Start Task data

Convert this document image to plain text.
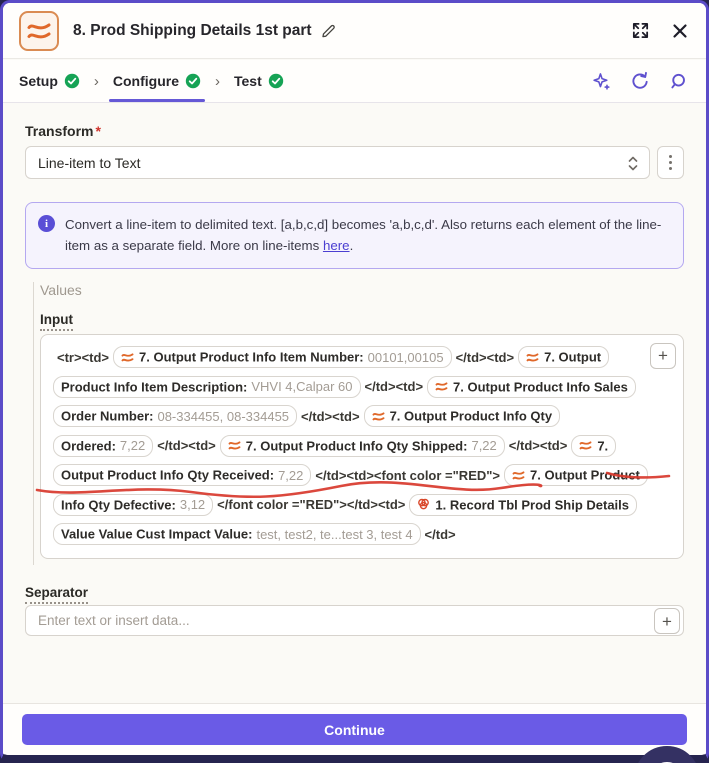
8. Prod Shipping Details 1st part
Setup › Configure › Test
Transform *
Line-item to Text
i	Convert a line-item to delimited text. [a,b,c,d] becomes 'a,b,c,d'. Also returns each element of the line-item as a separate field. More on line-items here.
Values
Input
<tr><td> 7. Output Product Info Item Number: 00101,00105 </td><td> 7. Output Product Info Item Description: VHVI 4,Calpar 60 </td><td> 7. Output Product Info Sales Order Number: 08-334455, 08-334455 </td><td> 7. Output Product Info Qty Ordered: 7,22 </td><td> 7. Output Product Info Qty Shipped: 7,22 </td><td> 7. Output Product Info Qty Received: 7,22 </td><td><font color ="RED"> 7. Output Product Info Qty Defective: 3,12 </font color ="RED"></td><td> 1. Record Tbl Prod Ship Details Value Value Cust Impact Value: test, test2, te...test 3, test 4 </td>
+
Separator
Enter text or insert data...
+
Continue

End Task data

**Task prompt**
From the entries above, copy out every line where the string "Convert" appears.

**Exercise result**
Convert this document image to plain text.
i	Convert a line-item to delimited text. [a,b,c,d] becomes 'a,b,c,d'. Also returns each element of the line-item as a separate field. More on line-items here.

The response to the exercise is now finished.